» **EXERCISE**: State how many lines of the records contain the string "innovaphone", and give no other information.

(Extracted records)
begin
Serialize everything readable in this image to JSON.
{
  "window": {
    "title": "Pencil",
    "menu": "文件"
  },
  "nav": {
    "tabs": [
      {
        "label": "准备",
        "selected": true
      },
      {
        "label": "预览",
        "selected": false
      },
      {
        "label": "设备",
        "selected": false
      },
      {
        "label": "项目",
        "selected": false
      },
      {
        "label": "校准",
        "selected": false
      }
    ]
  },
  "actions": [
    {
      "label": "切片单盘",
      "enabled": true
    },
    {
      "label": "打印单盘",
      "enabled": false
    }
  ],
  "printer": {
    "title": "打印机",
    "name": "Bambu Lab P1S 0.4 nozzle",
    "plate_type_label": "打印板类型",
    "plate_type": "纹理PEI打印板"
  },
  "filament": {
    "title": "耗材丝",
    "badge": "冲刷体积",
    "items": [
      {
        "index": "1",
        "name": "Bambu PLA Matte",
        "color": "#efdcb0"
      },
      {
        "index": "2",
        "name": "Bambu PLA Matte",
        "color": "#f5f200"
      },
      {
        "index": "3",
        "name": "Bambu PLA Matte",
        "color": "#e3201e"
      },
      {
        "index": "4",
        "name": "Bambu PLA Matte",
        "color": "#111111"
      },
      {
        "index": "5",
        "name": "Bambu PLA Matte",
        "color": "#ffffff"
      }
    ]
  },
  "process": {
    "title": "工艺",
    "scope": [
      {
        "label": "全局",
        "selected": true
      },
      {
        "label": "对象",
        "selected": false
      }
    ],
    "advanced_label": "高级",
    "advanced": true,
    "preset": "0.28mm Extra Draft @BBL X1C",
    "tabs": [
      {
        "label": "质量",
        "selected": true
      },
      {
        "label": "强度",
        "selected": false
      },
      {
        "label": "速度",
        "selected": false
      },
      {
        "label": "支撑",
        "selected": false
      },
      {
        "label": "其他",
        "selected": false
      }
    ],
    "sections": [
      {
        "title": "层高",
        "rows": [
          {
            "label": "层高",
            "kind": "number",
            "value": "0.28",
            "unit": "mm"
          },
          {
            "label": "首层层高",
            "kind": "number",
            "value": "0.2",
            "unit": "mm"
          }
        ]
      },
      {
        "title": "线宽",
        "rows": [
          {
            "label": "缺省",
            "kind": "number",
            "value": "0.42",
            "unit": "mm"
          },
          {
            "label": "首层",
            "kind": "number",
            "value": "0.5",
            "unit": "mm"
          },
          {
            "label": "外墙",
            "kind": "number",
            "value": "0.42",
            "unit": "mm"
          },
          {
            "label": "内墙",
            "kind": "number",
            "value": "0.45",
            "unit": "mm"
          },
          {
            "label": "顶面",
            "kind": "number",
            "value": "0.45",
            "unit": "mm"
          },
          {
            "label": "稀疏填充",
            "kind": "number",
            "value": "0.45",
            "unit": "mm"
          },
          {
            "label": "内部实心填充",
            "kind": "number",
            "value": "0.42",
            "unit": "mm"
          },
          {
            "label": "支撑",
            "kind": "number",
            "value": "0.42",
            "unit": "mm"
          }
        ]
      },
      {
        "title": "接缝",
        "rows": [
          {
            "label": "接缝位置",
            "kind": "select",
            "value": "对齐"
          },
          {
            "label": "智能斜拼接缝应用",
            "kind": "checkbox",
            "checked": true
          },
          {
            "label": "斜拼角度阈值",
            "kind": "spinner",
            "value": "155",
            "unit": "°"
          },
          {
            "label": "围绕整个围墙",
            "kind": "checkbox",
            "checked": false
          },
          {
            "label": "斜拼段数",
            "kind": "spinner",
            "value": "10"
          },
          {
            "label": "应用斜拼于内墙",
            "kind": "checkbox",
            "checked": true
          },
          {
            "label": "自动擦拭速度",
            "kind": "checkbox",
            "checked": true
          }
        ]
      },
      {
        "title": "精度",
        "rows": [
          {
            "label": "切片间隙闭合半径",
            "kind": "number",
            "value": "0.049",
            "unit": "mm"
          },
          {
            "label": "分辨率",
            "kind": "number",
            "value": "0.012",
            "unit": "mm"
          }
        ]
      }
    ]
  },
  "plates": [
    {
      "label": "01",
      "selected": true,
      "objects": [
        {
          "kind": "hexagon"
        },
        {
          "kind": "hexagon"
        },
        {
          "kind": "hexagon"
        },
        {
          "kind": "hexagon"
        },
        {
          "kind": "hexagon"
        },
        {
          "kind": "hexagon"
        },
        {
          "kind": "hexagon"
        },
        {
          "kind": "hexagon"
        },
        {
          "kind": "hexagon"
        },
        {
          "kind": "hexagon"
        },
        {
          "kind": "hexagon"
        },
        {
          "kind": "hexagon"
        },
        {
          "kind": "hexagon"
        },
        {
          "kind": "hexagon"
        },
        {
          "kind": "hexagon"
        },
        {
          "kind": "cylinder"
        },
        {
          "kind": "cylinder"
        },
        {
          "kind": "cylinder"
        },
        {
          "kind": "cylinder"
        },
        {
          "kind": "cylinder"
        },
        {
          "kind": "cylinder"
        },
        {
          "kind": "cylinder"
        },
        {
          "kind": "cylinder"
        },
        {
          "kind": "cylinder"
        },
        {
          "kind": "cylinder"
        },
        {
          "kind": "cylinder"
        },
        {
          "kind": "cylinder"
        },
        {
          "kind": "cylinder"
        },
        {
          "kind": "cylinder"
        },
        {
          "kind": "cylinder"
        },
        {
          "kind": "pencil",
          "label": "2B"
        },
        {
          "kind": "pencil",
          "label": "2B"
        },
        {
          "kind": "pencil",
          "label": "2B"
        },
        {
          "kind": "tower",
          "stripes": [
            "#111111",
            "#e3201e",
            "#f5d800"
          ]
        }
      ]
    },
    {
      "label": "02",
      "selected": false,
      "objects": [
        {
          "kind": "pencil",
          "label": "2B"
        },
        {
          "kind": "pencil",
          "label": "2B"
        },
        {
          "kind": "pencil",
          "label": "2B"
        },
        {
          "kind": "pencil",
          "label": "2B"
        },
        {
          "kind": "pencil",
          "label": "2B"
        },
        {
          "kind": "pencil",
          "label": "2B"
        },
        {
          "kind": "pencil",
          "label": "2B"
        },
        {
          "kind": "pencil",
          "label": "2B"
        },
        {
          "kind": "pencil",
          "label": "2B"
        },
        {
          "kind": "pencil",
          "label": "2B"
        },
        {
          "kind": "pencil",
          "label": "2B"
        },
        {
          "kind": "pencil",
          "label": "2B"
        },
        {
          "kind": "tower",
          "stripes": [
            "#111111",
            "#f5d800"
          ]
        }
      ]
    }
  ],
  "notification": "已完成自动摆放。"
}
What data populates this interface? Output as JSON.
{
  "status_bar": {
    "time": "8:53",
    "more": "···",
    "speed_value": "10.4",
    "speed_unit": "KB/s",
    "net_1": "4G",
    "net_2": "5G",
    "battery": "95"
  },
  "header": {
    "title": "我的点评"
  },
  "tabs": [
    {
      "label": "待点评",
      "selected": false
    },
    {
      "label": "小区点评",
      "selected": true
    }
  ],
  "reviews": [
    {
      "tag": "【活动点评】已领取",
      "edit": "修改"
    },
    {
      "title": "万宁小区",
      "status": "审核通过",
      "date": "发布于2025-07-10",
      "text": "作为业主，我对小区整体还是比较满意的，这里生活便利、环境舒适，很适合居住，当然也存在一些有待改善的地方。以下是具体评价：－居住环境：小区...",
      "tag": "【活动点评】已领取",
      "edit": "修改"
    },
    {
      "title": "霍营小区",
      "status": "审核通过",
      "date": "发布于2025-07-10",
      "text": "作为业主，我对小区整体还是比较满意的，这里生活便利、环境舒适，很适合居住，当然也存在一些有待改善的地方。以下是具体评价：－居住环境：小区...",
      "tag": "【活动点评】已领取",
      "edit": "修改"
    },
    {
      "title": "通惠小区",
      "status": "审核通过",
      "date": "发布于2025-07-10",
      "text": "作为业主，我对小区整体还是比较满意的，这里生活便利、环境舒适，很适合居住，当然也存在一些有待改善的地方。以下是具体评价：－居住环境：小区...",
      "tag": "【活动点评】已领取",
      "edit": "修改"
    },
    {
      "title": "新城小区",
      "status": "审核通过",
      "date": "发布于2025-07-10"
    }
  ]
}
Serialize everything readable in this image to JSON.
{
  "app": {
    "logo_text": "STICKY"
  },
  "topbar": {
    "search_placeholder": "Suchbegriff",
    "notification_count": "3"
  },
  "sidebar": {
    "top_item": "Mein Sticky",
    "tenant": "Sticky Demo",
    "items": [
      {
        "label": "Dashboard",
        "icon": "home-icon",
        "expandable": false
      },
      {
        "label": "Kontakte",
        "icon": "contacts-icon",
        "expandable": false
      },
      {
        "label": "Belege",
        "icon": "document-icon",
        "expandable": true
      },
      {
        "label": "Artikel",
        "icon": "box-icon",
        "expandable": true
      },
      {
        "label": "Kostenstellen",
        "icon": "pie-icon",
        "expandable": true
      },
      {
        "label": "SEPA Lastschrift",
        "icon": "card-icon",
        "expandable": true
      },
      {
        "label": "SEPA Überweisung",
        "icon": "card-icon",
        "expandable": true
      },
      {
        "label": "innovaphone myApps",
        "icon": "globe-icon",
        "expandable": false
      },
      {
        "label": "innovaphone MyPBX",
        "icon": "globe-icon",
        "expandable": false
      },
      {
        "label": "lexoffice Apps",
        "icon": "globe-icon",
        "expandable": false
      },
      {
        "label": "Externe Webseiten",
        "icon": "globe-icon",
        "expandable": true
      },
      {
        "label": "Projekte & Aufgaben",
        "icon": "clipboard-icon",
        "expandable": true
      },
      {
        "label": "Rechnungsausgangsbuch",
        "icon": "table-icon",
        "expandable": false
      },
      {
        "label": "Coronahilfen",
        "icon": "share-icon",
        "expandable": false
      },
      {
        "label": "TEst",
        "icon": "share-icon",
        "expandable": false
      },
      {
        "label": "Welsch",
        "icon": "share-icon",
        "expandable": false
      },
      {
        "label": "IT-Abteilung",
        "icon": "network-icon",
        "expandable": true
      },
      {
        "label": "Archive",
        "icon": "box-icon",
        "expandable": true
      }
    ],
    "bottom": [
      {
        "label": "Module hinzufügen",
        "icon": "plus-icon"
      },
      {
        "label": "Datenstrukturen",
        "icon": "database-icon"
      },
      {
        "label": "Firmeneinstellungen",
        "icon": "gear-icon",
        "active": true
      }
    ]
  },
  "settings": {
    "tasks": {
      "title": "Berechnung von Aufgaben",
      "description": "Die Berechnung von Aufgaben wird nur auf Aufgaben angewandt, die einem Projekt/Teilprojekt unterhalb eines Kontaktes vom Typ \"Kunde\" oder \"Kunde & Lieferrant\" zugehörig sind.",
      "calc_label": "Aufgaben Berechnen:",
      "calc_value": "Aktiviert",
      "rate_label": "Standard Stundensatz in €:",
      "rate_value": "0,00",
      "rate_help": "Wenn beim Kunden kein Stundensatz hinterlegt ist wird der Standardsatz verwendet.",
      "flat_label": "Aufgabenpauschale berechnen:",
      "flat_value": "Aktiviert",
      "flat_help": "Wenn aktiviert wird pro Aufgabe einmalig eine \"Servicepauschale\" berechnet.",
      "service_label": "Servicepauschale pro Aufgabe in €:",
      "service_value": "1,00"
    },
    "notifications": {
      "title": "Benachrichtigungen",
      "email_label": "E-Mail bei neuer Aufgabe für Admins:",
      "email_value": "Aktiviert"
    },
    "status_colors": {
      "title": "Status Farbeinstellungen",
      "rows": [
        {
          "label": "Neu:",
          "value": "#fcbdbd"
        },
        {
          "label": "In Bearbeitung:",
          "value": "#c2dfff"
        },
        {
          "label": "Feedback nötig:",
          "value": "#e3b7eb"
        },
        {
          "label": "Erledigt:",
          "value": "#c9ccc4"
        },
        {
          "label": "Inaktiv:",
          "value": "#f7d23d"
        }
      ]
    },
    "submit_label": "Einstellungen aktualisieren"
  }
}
end
» **SOLUTION**: 2